**Exercise task:** Pictures don't belong in the copy; print all the records exactly.

**Extracted records:**
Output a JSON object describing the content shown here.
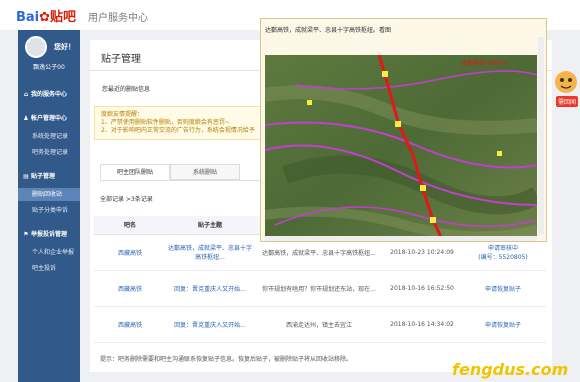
{
  "header": {
    "logo": "Bai",
    "logo_brand": "贴吧",
    "title": "用户服务中心"
  },
  "user": {
    "greeting": "您好！",
    "name": "飘逸公子00"
  },
  "sidebar": {
    "sections": [
      {
        "label": "我的服务中心",
        "icon": "home-icon"
      },
      {
        "label": "帐户管理中心",
        "icon": "user-icon"
      },
      {
        "label": "贴子管理",
        "icon": "doc-icon"
      },
      {
        "label": "举报投诉管理",
        "icon": "flag-icon"
      }
    ],
    "items": [
      "系统处理记录",
      "吧务处理记录",
      "删贴回收站",
      "贴子分类申诉",
      "个人和企业举报",
      "吧主投诉"
    ]
  },
  "page": {
    "title": "贴子管理",
    "filter": "您最近的删贴信息"
  },
  "notice": {
    "title": "度娘友情提醒：",
    "line1": "1、严禁使用删贴软件删贴，否则度娘会有惩罚~",
    "line2": "2、对于影响吧内正常交流的广告行为，系统会视情况给予"
  },
  "tabs": [
    "吧主团队删贴",
    "系统删贴"
  ],
  "records": {
    "count": "全部记录 >3条记录"
  },
  "table": {
    "headers": [
      "吧名",
      "贴子主题",
      "",
      "",
      "操作"
    ],
    "rows": [
      {
        "bar": "西藏高铁",
        "topic": "达鄞高铁，成就梁平、忠县十字高铁枢纽...",
        "reply": "达鄞高铁，成就梁平、忠县十字高铁枢纽...",
        "time": "2018-10-23 10:24:09",
        "action": "申请审核中",
        "action2": "(编号：5520805)"
      },
      {
        "bar": "西藏高铁",
        "topic": "回复：晋克重庆人又开始...",
        "reply": "你市规划有啥用？你市规划还东站，现在...",
        "time": "2018-10-16 16:52:50",
        "action": "申请恢复贴子",
        "action2": ""
      },
      {
        "bar": "西藏高铁",
        "topic": "回复：晋克重庆人又开始...",
        "reply": "西渝走达州，镇主去宜江",
        "time": "2018-10-16 14:34:02",
        "action": "申请恢复贴子",
        "action2": ""
      }
    ]
  },
  "tip": "提示：吧务删除需要和吧主沟通联系恢复贴子信息。恢复后贴子，被删除贴子将从回收站移除。",
  "popup": {
    "title": "达鄞高铁，成就梁平、忠县十字高铁枢纽。看图",
    "map_label": "达鄞高铁 600km"
  },
  "mascot": {
    "sticker": "需回闻"
  },
  "watermark": "fengdus.com",
  "colors": {
    "sidebar": "#31598a",
    "link": "#2a64b3",
    "accent": "#d81e06"
  }
}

**Written answer:**
Output a JSON object describing the content shown here.
{
  "header": {
    "logo": "Bai",
    "logo_brand": "贴吧",
    "title": "用户服务中心"
  },
  "user": {
    "greeting": "您好！",
    "name": "飘逸公子00"
  },
  "sidebar": {
    "sections": [
      {
        "label": "我的服务中心",
        "icon": "home-icon"
      },
      {
        "label": "帐户管理中心",
        "icon": "user-icon"
      },
      {
        "label": "贴子管理",
        "icon": "doc-icon"
      },
      {
        "label": "举报投诉管理",
        "icon": "flag-icon"
      }
    ],
    "items": [
      "系统处理记录",
      "吧务处理记录",
      "删贴回收站",
      "贴子分类申诉",
      "个人和企业举报",
      "吧主投诉"
    ]
  },
  "page": {
    "title": "贴子管理",
    "filter": "您最近的删贴信息"
  },
  "notice": {
    "title": "度娘友情提醒：",
    "line1": "1、严禁使用删贴软件删贴，否则度娘会有惩罚~",
    "line2": "2、对于影响吧内正常交流的广告行为，系统会视情况给予"
  },
  "tabs": [
    "吧主团队删贴",
    "系统删贴"
  ],
  "records": {
    "count": "全部记录 >3条记录"
  },
  "table": {
    "headers": [
      "吧名",
      "贴子主题",
      "",
      "",
      "操作"
    ],
    "rows": [
      {
        "bar": "西藏高铁",
        "topic": "达鄞高铁，成就梁平、忠县十字高铁枢纽...",
        "reply": "达鄞高铁，成就梁平、忠县十字高铁枢纽...",
        "time": "2018-10-23 10:24:09",
        "action": "申请审核中",
        "action2": "(编号：5520805)"
      },
      {
        "bar": "西藏高铁",
        "topic": "回复：晋克重庆人又开始...",
        "reply": "你市规划有啥用？你市规划还东站，现在...",
        "time": "2018-10-16 16:52:50",
        "action": "申请恢复贴子",
        "action2": ""
      },
      {
        "bar": "西藏高铁",
        "topic": "回复：晋克重庆人又开始...",
        "reply": "西渝走达州，镇主去宜江",
        "time": "2018-10-16 14:34:02",
        "action": "申请恢复贴子",
        "action2": ""
      }
    ]
  },
  "tip": "提示：吧务删除需要和吧主沟通联系恢复贴子信息。恢复后贴子，被删除贴子将从回收站移除。",
  "popup": {
    "title": "达鄞高铁，成就梁平、忠县十字高铁枢纽。看图",
    "map_label": "达鄞高铁 600km"
  },
  "mascot": {
    "sticker": "需回闻"
  },
  "watermark": "fengdus.com",
  "colors": {
    "sidebar": "#31598a",
    "link": "#2a64b3",
    "accent": "#d81e06"
  }
}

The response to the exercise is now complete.